**TASK OBJECTIVE**
Rewrite each line of the entries below as a JSON list of strings, with one string per line. Skip blank lines and leave the pictures out.
++++++++
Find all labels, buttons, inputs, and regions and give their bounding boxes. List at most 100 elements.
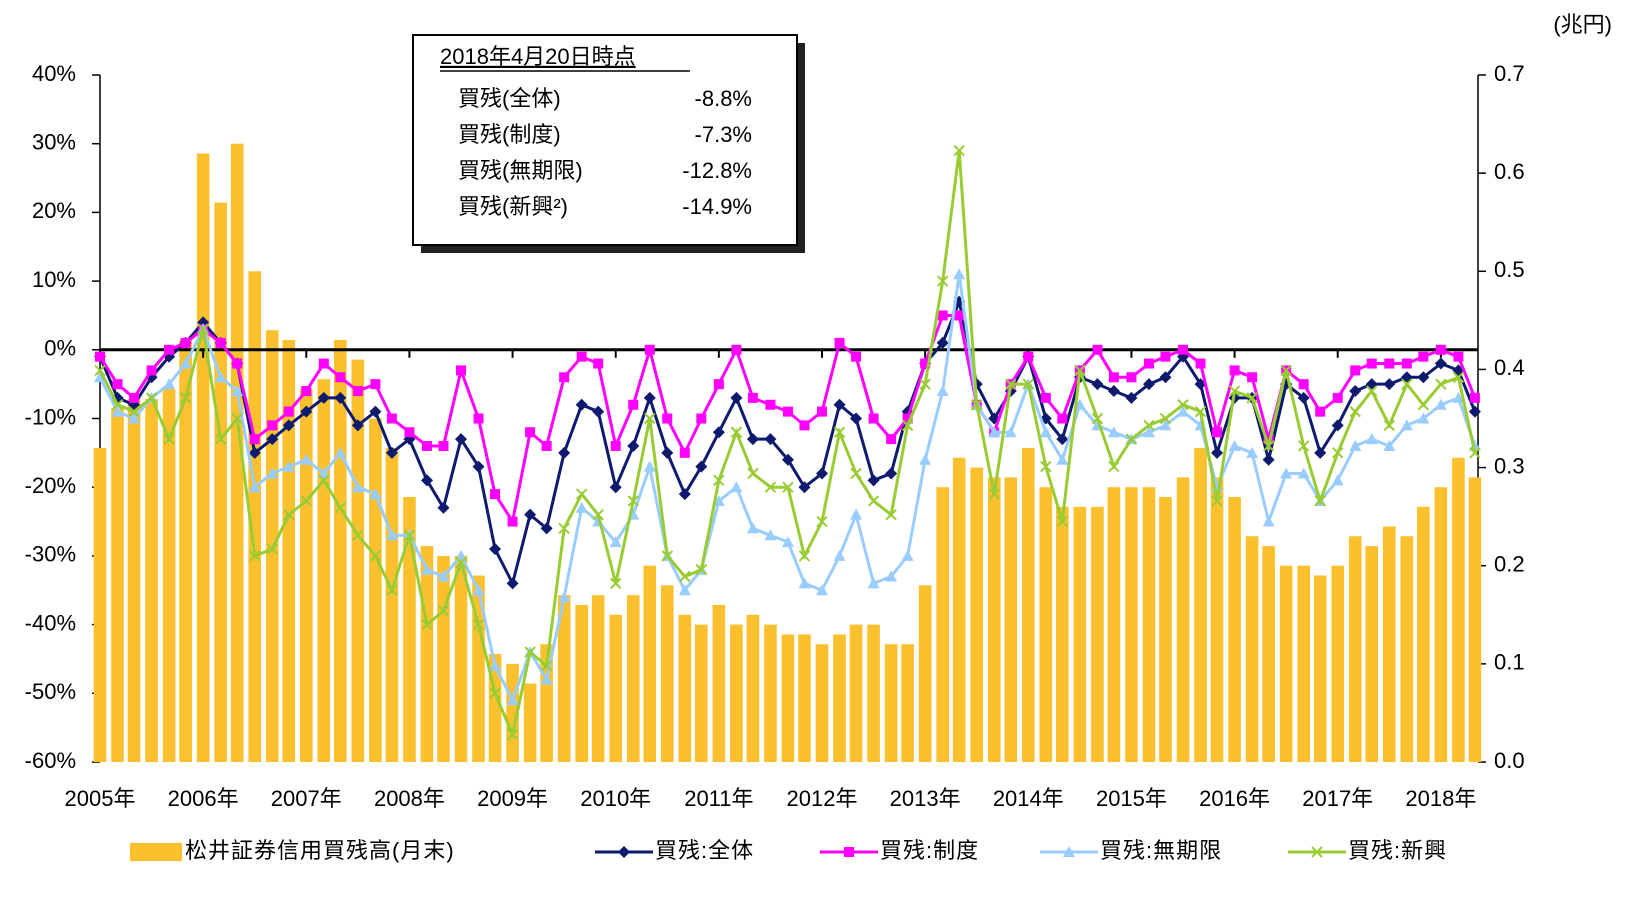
bar	[1056, 506, 1069, 762]
bar	[523, 683, 537, 762]
marker	[541, 440, 552, 451]
marker	[885, 570, 898, 582]
marker	[558, 591, 571, 603]
y2-tick-label: 0.2	[1494, 552, 1525, 577]
marker	[129, 392, 140, 403]
bar	[127, 398, 141, 762]
marker	[816, 584, 829, 596]
bar	[1331, 565, 1345, 762]
bar	[695, 624, 708, 762]
marker	[1056, 453, 1069, 465]
marker	[163, 433, 175, 445]
bar	[454, 555, 468, 762]
marker	[334, 391, 347, 404]
marker	[1143, 419, 1155, 432]
marker	[300, 495, 312, 507]
marker	[781, 536, 794, 548]
marker	[833, 549, 846, 561]
marker	[524, 646, 536, 658]
marker	[781, 453, 794, 466]
bar	[420, 546, 434, 762]
marker	[437, 605, 450, 617]
marker	[1365, 378, 1378, 391]
marker	[730, 426, 743, 438]
marker	[885, 508, 897, 521]
y-tick-label: -40%	[25, 610, 76, 635]
marker	[540, 673, 553, 685]
marker	[1469, 447, 1481, 459]
y2-tick-label: 0.5	[1494, 257, 1525, 282]
marker	[301, 386, 312, 397]
bar	[1417, 506, 1430, 762]
y-tick-label: 10%	[32, 267, 76, 292]
marker	[317, 467, 330, 479]
marker	[1228, 439, 1241, 451]
marker	[472, 584, 485, 596]
bar	[1400, 536, 1414, 762]
bar	[952, 457, 966, 762]
y-tick-label: -30%	[25, 542, 76, 567]
marker	[266, 543, 278, 555]
marker	[385, 446, 398, 459]
marker	[1365, 433, 1378, 445]
marker	[1108, 460, 1120, 473]
marker	[731, 344, 742, 355]
marker	[455, 557, 467, 569]
inset-value: -7.3%	[695, 122, 752, 147]
marker	[1401, 378, 1413, 390]
bar	[1039, 487, 1053, 762]
y-tick-label: -60%	[25, 748, 76, 773]
bar	[369, 418, 382, 762]
marker	[1142, 378, 1155, 391]
marker	[643, 460, 656, 472]
marker	[988, 426, 1001, 438]
marker	[1366, 385, 1378, 397]
legend-label: 買残:全体	[655, 838, 754, 863]
marker	[678, 488, 691, 501]
marker	[936, 385, 949, 397]
bar	[334, 339, 347, 762]
marker	[489, 543, 502, 556]
marker	[1063, 846, 1075, 857]
marker	[1280, 467, 1293, 479]
legend-label: 松井証券信用買残高(月末)	[185, 838, 455, 863]
bar	[1382, 526, 1396, 762]
bar	[317, 379, 331, 762]
marker	[317, 391, 330, 404]
marker	[179, 392, 192, 404]
legend-label: 買残:無期限	[1100, 838, 1222, 863]
marker	[627, 439, 640, 452]
marker	[662, 413, 673, 424]
marker	[661, 550, 673, 562]
marker	[833, 398, 846, 411]
marker	[1297, 440, 1310, 452]
marker	[267, 420, 278, 431]
marker	[747, 392, 758, 403]
marker	[851, 351, 862, 362]
marker	[798, 550, 811, 562]
marker	[747, 467, 759, 480]
marker	[164, 344, 175, 355]
marker	[679, 447, 690, 458]
marker	[1383, 439, 1396, 451]
marker	[1383, 419, 1396, 432]
marker	[1417, 399, 1430, 411]
marker	[249, 550, 261, 562]
marker	[1178, 344, 1189, 355]
marker	[197, 323, 209, 335]
marker	[1091, 378, 1104, 391]
bar	[1142, 487, 1156, 762]
marker	[730, 481, 743, 493]
marker	[421, 618, 433, 631]
marker	[885, 467, 898, 480]
bar	[1107, 487, 1121, 762]
y-tick-label: 40%	[32, 61, 76, 86]
marker	[1435, 378, 1447, 390]
y2-tick-label: 0.1	[1494, 650, 1525, 675]
marker	[540, 660, 553, 672]
marker	[506, 577, 519, 590]
marker	[385, 529, 398, 541]
bar	[385, 447, 399, 762]
bar	[1176, 477, 1190, 762]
++++++++
**SOLVED PROBLEM**
[
  "Find all labels, buttons, inputs, and regions and give their bounding boxes. List at most 100 elements.",
  "bar\t[1056, 506, 1069, 762]",
  "bar\t[523, 683, 537, 762]",
  "marker\t[541, 440, 552, 451]",
  "marker\t[885, 570, 898, 582]",
  "marker\t[558, 591, 571, 603]",
  "y2-tick-label: 0.2\t[1494, 552, 1525, 577]",
  "marker\t[129, 392, 140, 403]",
  "bar\t[127, 398, 141, 762]",
  "marker\t[816, 584, 829, 596]",
  "bar\t[1331, 565, 1345, 762]",
  "bar\t[695, 624, 708, 762]",
  "marker\t[1056, 453, 1069, 465]",
  "marker\t[163, 433, 175, 445]",
  "bar\t[454, 555, 468, 762]",
  "marker\t[334, 391, 347, 404]",
  "marker\t[1143, 419, 1155, 432]",
  "marker\t[300, 495, 312, 507]",
  "marker\t[781, 536, 794, 548]",
  "marker\t[833, 549, 846, 561]",
  "marker\t[524, 646, 536, 658]",
  "marker\t[781, 453, 794, 466]",
  "bar\t[420, 546, 434, 762]",
  "marker\t[437, 605, 450, 617]",
  "marker\t[1365, 378, 1378, 391]",
  "marker\t[730, 426, 743, 438]",
  "marker\t[885, 508, 897, 521]",
  "y-tick-label: -40%\t[25, 610, 76, 635]",
  "marker\t[540, 673, 553, 685]",
  "marker\t[1469, 447, 1481, 459]",
  "y2-tick-label: 0.5\t[1494, 257, 1525, 282]",
  "marker\t[301, 386, 312, 397]",
  "bar\t[1417, 506, 1430, 762]",
  "y-tick-label: 10%\t[32, 267, 76, 292]",
  "marker\t[317, 467, 330, 479]",
  "marker\t[1228, 439, 1241, 451]",
  "marker\t[472, 584, 485, 596]",
  "bar\t[1400, 536, 1414, 762]",
  "bar\t[952, 457, 966, 762]",
  "y-tick-label: -30%\t[25, 542, 76, 567]",
  "marker\t[266, 543, 278, 555]",
  "marker\t[385, 446, 398, 459]",
  "marker\t[1365, 433, 1378, 445]",
  "marker\t[1108, 460, 1120, 473]",
  "marker\t[731, 344, 742, 355]",
  "marker\t[455, 557, 467, 569]",
  "inset-value: -7.3%\t[695, 122, 752, 147]",
  "marker\t[1401, 378, 1413, 390]",
  "bar\t[1039, 487, 1053, 762]",
  "y-tick-label: -60%\t[25, 748, 76, 773]",
  "bar\t[369, 418, 382, 762]",
  "marker\t[1142, 378, 1155, 391]",
  "marker\t[643, 460, 656, 472]",
  "marker\t[988, 426, 1001, 438]",
  "marker\t[1366, 385, 1378, 397]",
  "legend-label: 買残:全体\t[655, 838, 754, 863]",
  "marker\t[678, 488, 691, 501]",
  "marker\t[936, 385, 949, 397]",
  "bar\t[334, 339, 347, 762]",
  "marker\t[489, 543, 502, 556]",
  "marker\t[1063, 846, 1075, 857]",
  "marker\t[1280, 467, 1293, 479]",
  "legend-label: 松井証券信用買残高(月末)\t[185, 838, 455, 863]",
  "bar\t[1382, 526, 1396, 762]",
  "bar\t[317, 379, 331, 762]",
  "marker\t[317, 391, 330, 404]",
  "marker\t[179, 392, 192, 404]",
  "legend-label: 買残:無期限\t[1100, 838, 1222, 863]",
  "marker\t[627, 439, 640, 452]",
  "marker\t[662, 413, 673, 424]",
  "marker\t[661, 550, 673, 562]",
  "marker\t[833, 398, 846, 411]",
  "marker\t[1297, 440, 1310, 452]",
  "marker\t[267, 420, 278, 431]",
  "marker\t[747, 392, 758, 403]",
  "marker\t[851, 351, 862, 362]",
  "marker\t[798, 550, 811, 562]",
  "marker\t[747, 467, 759, 480]",
  "marker\t[164, 344, 175, 355]",
  "marker\t[679, 447, 690, 458]",
  "marker\t[1383, 439, 1396, 451]",
  "marker\t[1383, 419, 1396, 432]",
  "marker\t[1417, 399, 1430, 411]",
  "marker\t[249, 550, 261, 562]",
  "marker\t[1178, 344, 1189, 355]",
  "marker\t[197, 323, 209, 335]",
  "marker\t[1091, 378, 1104, 391]",
  "bar\t[1142, 487, 1156, 762]",
  "marker\t[730, 481, 743, 493]",
  "marker\t[421, 618, 433, 631]",
  "marker\t[885, 467, 898, 480]",
  "bar\t[1107, 487, 1121, 762]",
  "y-tick-label: 40%\t[32, 61, 76, 86]",
  "marker\t[1435, 378, 1447, 390]",
  "y2-tick-label: 0.1\t[1494, 650, 1525, 675]",
  "marker\t[540, 660, 553, 672]",
  "marker\t[506, 577, 519, 590]",
  "marker\t[385, 529, 398, 541]",
  "bar\t[385, 447, 399, 762]",
  "bar\t[1176, 477, 1190, 762]"
]